• Task goal: Starting at the first of the lines below and ending at the line containing "headline-margin-note: Harris ·", switch every "benford-point" to "benford-dot" and repeat those lines with nothing else altered.

------ Available data

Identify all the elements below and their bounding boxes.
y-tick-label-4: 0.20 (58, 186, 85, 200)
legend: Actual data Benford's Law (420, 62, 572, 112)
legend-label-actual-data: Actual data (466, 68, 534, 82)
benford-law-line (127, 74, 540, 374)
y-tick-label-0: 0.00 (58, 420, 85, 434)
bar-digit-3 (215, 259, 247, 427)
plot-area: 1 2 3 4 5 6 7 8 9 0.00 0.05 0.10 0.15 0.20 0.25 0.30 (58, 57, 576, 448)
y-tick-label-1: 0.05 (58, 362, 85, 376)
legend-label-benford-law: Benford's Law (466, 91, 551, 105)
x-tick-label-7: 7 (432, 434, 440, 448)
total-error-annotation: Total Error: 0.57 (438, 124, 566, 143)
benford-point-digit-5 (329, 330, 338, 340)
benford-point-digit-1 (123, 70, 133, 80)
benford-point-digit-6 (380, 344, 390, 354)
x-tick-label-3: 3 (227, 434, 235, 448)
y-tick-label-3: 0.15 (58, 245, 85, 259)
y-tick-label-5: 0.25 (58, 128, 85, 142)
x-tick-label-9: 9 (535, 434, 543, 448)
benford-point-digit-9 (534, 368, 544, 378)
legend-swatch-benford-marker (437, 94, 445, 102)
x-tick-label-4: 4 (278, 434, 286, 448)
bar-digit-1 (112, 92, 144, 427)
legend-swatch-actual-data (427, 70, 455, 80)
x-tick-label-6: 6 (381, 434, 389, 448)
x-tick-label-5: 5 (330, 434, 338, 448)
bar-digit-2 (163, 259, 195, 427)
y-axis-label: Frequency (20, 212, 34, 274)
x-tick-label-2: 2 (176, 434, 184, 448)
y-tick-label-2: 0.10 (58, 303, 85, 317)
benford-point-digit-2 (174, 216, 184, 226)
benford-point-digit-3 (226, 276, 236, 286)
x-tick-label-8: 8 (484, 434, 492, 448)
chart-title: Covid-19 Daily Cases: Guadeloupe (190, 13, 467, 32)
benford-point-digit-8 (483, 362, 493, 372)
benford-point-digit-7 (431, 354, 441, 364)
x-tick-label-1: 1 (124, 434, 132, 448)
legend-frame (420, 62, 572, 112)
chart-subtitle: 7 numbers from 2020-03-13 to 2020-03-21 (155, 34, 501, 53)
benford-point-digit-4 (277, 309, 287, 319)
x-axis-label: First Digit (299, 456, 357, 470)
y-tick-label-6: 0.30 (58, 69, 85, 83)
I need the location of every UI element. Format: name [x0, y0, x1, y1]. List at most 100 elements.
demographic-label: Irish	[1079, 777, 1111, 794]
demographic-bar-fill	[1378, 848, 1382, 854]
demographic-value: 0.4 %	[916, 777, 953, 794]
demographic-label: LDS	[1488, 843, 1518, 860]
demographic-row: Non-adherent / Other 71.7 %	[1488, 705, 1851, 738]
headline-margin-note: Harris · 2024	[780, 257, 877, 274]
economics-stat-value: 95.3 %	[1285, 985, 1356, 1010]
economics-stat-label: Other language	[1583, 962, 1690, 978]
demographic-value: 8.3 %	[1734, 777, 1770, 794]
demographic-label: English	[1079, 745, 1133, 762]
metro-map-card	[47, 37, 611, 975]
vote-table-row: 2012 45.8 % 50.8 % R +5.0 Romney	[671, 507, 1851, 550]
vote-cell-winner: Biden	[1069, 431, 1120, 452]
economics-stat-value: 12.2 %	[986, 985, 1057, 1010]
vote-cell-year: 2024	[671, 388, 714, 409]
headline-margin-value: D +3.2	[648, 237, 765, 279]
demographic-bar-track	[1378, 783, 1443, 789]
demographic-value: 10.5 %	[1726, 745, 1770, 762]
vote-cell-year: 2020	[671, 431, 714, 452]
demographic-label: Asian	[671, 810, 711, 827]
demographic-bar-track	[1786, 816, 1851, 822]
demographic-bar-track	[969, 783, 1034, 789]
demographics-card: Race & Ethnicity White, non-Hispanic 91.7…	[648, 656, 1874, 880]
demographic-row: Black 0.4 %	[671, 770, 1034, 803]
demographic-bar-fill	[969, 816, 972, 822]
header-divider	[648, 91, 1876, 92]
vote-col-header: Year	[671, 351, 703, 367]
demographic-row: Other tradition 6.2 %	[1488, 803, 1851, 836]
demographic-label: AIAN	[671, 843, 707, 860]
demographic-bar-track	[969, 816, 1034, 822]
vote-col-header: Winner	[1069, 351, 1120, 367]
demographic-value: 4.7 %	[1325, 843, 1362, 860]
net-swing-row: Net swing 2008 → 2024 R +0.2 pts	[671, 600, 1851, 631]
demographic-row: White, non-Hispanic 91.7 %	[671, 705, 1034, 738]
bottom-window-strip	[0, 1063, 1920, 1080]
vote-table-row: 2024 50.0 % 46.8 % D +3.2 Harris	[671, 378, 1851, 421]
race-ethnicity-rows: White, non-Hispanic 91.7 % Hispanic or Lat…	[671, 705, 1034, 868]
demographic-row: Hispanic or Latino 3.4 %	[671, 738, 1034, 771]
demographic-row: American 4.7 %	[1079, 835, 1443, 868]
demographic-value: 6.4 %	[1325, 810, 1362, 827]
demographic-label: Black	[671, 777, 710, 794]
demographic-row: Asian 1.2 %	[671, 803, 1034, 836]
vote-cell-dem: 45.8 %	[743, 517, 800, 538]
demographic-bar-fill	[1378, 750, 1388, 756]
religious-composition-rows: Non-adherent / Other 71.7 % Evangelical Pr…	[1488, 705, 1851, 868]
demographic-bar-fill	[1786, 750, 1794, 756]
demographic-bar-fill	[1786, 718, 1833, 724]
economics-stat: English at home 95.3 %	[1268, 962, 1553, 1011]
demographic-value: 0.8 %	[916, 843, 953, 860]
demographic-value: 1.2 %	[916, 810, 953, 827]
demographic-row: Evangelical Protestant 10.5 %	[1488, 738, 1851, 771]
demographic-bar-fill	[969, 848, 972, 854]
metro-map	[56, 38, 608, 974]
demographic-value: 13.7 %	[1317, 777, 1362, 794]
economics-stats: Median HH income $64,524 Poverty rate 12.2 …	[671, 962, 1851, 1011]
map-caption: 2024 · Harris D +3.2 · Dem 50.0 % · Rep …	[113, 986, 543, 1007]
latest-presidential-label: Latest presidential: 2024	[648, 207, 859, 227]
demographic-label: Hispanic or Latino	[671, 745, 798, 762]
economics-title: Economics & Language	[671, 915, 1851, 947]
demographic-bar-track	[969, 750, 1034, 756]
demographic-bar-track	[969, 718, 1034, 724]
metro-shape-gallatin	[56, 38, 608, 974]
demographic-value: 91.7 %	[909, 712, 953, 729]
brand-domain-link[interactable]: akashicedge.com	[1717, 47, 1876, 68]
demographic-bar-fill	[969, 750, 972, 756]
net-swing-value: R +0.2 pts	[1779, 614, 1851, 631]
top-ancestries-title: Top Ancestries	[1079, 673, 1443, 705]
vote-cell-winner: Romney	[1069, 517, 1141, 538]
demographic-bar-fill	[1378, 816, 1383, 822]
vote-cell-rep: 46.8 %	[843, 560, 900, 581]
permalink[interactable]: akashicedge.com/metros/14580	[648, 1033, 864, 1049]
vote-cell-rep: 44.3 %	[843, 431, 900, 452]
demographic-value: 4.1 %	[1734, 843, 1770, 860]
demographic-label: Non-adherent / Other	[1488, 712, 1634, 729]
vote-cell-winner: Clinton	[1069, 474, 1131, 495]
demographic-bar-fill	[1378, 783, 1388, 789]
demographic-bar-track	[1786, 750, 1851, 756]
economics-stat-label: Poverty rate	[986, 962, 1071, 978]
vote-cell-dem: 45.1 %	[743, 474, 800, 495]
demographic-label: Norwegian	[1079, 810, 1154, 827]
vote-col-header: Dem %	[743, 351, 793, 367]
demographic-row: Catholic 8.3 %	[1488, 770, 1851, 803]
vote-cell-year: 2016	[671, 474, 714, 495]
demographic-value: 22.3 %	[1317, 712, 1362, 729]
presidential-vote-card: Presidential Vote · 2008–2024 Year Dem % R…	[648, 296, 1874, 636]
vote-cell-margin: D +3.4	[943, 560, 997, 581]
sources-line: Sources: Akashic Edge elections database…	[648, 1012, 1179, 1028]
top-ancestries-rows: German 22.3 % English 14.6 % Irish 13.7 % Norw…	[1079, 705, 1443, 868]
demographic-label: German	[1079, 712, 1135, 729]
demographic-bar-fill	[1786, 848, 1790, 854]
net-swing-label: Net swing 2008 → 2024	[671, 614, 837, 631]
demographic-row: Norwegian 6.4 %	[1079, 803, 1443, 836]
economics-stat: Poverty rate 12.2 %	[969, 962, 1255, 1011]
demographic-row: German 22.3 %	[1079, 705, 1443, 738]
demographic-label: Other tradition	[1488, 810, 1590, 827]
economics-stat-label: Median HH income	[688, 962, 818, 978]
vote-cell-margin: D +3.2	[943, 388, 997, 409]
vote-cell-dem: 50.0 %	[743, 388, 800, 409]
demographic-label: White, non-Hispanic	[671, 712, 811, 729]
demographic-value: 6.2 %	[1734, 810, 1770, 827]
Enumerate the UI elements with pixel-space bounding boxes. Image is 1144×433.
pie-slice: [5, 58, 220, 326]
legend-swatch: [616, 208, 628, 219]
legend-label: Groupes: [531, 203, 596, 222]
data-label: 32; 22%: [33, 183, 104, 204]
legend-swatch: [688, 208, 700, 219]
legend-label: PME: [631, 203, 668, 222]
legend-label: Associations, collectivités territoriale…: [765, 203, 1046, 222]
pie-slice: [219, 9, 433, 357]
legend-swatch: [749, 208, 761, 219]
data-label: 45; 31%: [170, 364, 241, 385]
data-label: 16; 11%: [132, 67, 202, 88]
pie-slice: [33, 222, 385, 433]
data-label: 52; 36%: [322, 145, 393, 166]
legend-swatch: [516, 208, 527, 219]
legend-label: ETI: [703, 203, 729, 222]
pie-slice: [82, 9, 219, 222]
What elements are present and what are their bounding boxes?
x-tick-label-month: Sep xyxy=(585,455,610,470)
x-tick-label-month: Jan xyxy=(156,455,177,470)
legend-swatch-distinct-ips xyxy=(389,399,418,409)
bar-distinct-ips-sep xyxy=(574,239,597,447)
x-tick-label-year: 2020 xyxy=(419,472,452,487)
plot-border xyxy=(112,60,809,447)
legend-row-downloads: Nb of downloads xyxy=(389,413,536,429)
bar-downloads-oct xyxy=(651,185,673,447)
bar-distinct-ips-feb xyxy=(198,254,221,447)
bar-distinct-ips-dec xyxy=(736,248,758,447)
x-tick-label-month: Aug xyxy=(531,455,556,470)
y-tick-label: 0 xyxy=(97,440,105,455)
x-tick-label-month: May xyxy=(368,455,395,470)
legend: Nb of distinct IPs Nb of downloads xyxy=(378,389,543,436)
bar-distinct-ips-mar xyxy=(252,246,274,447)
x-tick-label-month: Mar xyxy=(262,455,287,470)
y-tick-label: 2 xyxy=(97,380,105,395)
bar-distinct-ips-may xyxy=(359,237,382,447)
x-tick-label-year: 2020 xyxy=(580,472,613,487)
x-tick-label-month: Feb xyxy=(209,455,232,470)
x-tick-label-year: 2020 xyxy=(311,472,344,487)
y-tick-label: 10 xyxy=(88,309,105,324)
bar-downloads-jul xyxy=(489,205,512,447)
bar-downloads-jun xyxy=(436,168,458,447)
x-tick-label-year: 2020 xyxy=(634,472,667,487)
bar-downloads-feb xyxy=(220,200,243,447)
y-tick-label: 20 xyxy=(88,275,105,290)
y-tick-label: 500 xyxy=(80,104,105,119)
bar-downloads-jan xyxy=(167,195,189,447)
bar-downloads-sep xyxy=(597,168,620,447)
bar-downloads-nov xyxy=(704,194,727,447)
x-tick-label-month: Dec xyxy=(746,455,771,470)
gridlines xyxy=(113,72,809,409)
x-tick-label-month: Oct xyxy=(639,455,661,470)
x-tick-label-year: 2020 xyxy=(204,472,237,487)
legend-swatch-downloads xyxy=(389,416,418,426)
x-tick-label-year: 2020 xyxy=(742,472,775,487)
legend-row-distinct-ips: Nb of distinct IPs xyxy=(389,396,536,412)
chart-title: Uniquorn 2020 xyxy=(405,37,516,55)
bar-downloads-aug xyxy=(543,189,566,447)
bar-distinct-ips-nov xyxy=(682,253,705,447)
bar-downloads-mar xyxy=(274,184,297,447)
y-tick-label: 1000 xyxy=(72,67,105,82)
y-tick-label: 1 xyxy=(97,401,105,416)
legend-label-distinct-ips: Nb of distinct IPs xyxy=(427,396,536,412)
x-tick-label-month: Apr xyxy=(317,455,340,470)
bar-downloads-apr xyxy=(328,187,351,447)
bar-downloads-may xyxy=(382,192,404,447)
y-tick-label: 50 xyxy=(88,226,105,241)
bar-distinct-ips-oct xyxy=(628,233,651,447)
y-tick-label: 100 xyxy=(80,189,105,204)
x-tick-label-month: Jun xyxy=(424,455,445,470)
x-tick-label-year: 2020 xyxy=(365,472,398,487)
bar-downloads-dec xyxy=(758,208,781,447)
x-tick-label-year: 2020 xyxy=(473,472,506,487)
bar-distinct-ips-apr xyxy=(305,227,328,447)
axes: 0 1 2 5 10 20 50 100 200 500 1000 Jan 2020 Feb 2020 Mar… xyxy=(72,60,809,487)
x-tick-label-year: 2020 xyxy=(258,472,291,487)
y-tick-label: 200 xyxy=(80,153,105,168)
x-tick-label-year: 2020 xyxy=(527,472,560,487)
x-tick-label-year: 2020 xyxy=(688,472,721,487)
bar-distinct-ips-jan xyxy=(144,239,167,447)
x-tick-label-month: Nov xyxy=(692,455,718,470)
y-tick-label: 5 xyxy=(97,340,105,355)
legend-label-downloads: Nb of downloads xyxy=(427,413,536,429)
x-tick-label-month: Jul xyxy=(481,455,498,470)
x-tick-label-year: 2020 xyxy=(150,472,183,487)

------------

• Output of the task:
Identify all the elements below and their bounding boxes.
y-tick-label-4: 0.20 (58, 186, 85, 200)
legend: Actual data Benford's Law (420, 62, 572, 112)
legend-label-actual-data: Actual data (466, 68, 534, 82)
benford-law-line (127, 74, 540, 374)
y-tick-label-0: 0.00 (58, 420, 85, 434)
bar-digit-3 (215, 259, 247, 427)
plot-area: 1 2 3 4 5 6 7 8 9 0.00 0.05 0.10 0.15 0.20 0.25 0.30 (58, 57, 576, 448)
y-tick-label-1: 0.05 (58, 362, 85, 376)
legend-label-benford-law: Benford's Law (466, 91, 551, 105)
x-tick-label-7: 7 (432, 434, 440, 448)
total-error-annotation: Total Error: 0.57 (438, 124, 566, 143)
benford-dot-digit-5 (329, 330, 338, 340)
benford-dot-digit-1 (123, 70, 133, 80)
benford-dot-digit-6 (380, 344, 390, 354)
x-tick-label-3: 3 (227, 434, 235, 448)
y-tick-label-3: 0.15 (58, 245, 85, 259)
y-tick-label-5: 0.25 (58, 128, 85, 142)
x-tick-label-9: 9 (535, 434, 543, 448)
benford-dot-digit-9 (534, 368, 544, 378)
legend-swatch-benford-marker (437, 94, 445, 102)
x-tick-label-4: 4 (278, 434, 286, 448)
bar-digit-1 (112, 92, 144, 427)
legend-swatch-actual-data (427, 70, 455, 80)
x-tick-label-6: 6 (381, 434, 389, 448)
x-tick-label-5: 5 (330, 434, 338, 448)
bar-digit-2 (163, 259, 195, 427)
y-axis-label: Frequency (20, 212, 34, 274)
x-tick-label-2: 2 (176, 434, 184, 448)
y-tick-label-2: 0.10 (58, 303, 85, 317)
benford-dot-digit-2 (174, 216, 184, 226)
benford-dot-digit-3 (226, 276, 236, 286)
x-tick-label-8: 8 (484, 434, 492, 448)
chart-title: Covid-19 Daily Cases: Guadeloupe (190, 13, 467, 32)
benford-dot-digit-8 (483, 362, 493, 372)
benford-dot-digit-7 (431, 354, 441, 364)
x-tick-label-1: 1 (124, 434, 132, 448)
legend-frame (420, 62, 572, 112)
chart-subtitle: 7 numbers from 2020-03-13 to 2020-03-21 (155, 34, 501, 53)
benford-dot-digit-4 (277, 309, 287, 319)
x-axis-label: First Digit (299, 456, 357, 470)
y-tick-label-6: 0.30 (58, 69, 85, 83)
I need the location of every UI element. Format: name [x0, y0, x1, y1]. List at most 100 elements.
demographic-label: Irish	[1079, 777, 1111, 794]
demographic-bar-fill	[1378, 848, 1382, 854]
demographic-value: 0.4 %	[916, 777, 953, 794]
demographic-label: LDS	[1488, 843, 1518, 860]
demographic-row: Non-adherent / Other 71.7 %	[1488, 705, 1851, 738]
headline-margin-note: Harris · 2024	[780, 257, 877, 274]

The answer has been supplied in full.